Collected data:
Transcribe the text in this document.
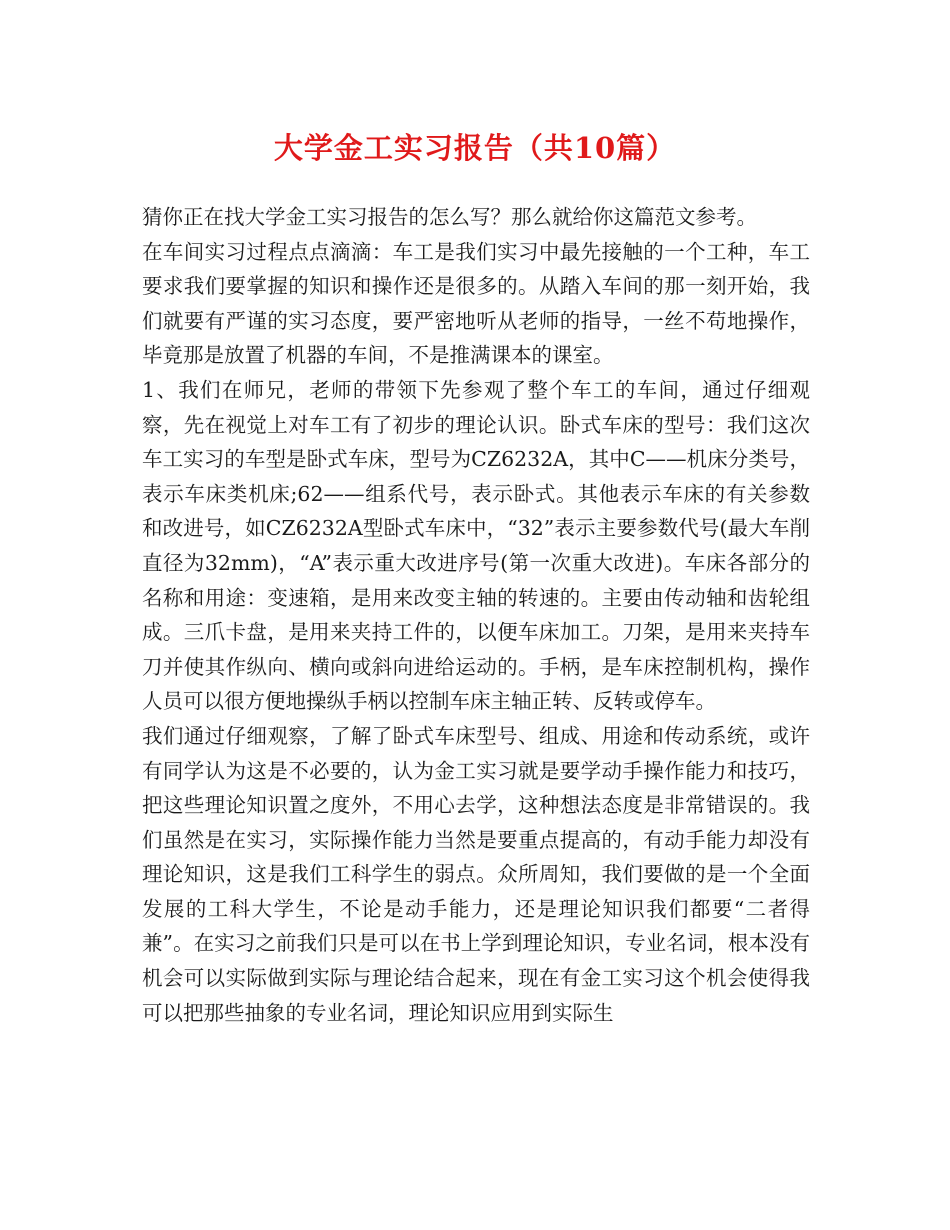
大学金工实习报告（共10篇）

猜你正在找大学金工实习报告的怎么写？那么就给你这篇范文参考。

在车间实习过程点点滴滴：车工是我们实习中最先接触的一个工种，车工要求我们要掌握的知识和操作还是很多的。从踏入车间的那一刻开始，我们就要有严谨的实习态度，要严密地听从老师的指导，一丝不苟地操作，毕竟那是放置了机器的车间，不是推满课本的课室。

1、我们在师兄，老师的带领下先参观了整个车工的车间，通过仔细观察，先在视觉上对车工有了初步的理论认识。卧式车床的型号：我们这次车工实习的车型是卧式车床，型号为CZ6232A，其中C——机床分类号，表示车床类机床;62——组系代号，表示卧式。其他表示车床的有关参数和改进号，如CZ6232A型卧式车床中，“32”表示主要参数代号(最大车削直径为32mm)，“A”表示重大改进序号(第一次重大改进)。车床各部分的名称和用途：变速箱，是用来改变主轴的转速的。主要由传动轴和齿轮组成。三爪卡盘，是用来夹持工件的，以便车床加工。刀架，是用来夹持车刀并使其作纵向、横向或斜向进给运动的。手柄，是车床控制机构，操作人员可以很方便地操纵手柄以控制车床主轴正转、反转或停车。

我们通过仔细观察，了解了卧式车床型号、组成、用途和传动系统，或许有同学认为这是不必要的，认为金工实习就是要学动手操作能力和技巧，把这些理论知识置之度外，不用心去学，这种想法态度是非常错误的。我们虽然是在实习，实际操作能力当然是要重点提高的，有动手能力却没有理论知识，这是我们工科学生的弱点。众所周知，我们要做的是一个全面发展的工科大学生，不论是动手能力，还是理论知识我们都要“二者得兼”。在实习之前我们只是可以在书上学到理论知识，专业名词，根本没有机会可以实际做到实际与理论结合起来，现在有金工实习这个机会使得我可以把那些抽象的专业名词，理论知识应用到实际生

*Exercise prompt:* Your task is to repeat the material above exactly, without its pictures.

*Task response:*
Transcribe the text in this document.
大学金工实习报告（共10篇）

猜你正在找大学金工实习报告的怎么写？那么就给你这篇范文参考。

在车间实习过程点点滴滴：车工是我们实习中最先接触的一个工种，车工要求我们要掌握的知识和操作还是很多的。从踏入车间的那一刻开始，我们就要有严谨的实习态度，要严密地听从老师的指导，一丝不苟地操作，毕竟那是放置了机器的车间，不是推满课本的课室。

1、我们在师兄，老师的带领下先参观了整个车工的车间，通过仔细观察，先在视觉上对车工有了初步的理论认识。卧式车床的型号：我们这次车工实习的车型是卧式车床，型号为CZ6232A，其中C——机床分类号，表示车床类机床;62——组系代号，表示卧式。其他表示车床的有关参数和改进号，如CZ6232A型卧式车床中，“32”表示主要参数代号(最大车削直径为32mm)，“A”表示重大改进序号(第一次重大改进)。车床各部分的名称和用途：变速箱，是用来改变主轴的转速的。主要由传动轴和齿轮组成。三爪卡盘，是用来夹持工件的，以便车床加工。刀架，是用来夹持车刀并使其作纵向、横向或斜向进给运动的。手柄，是车床控制机构，操作人员可以很方便地操纵手柄以控制车床主轴正转、反转或停车。

我们通过仔细观察，了解了卧式车床型号、组成、用途和传动系统，或许有同学认为这是不必要的，认为金工实习就是要学动手操作能力和技巧，把这些理论知识置之度外，不用心去学，这种想法态度是非常错误的。我们虽然是在实习，实际操作能力当然是要重点提高的，有动手能力却没有理论知识，这是我们工科学生的弱点。众所周知，我们要做的是一个全面发展的工科大学生，不论是动手能力，还是理论知识我们都要“二者得兼”。在实习之前我们只是可以在书上学到理论知识，专业名词，根本没有机会可以实际做到实际与理论结合起来，现在有金工实习这个机会使得我可以把那些抽象的专业名词，理论知识应用到实际生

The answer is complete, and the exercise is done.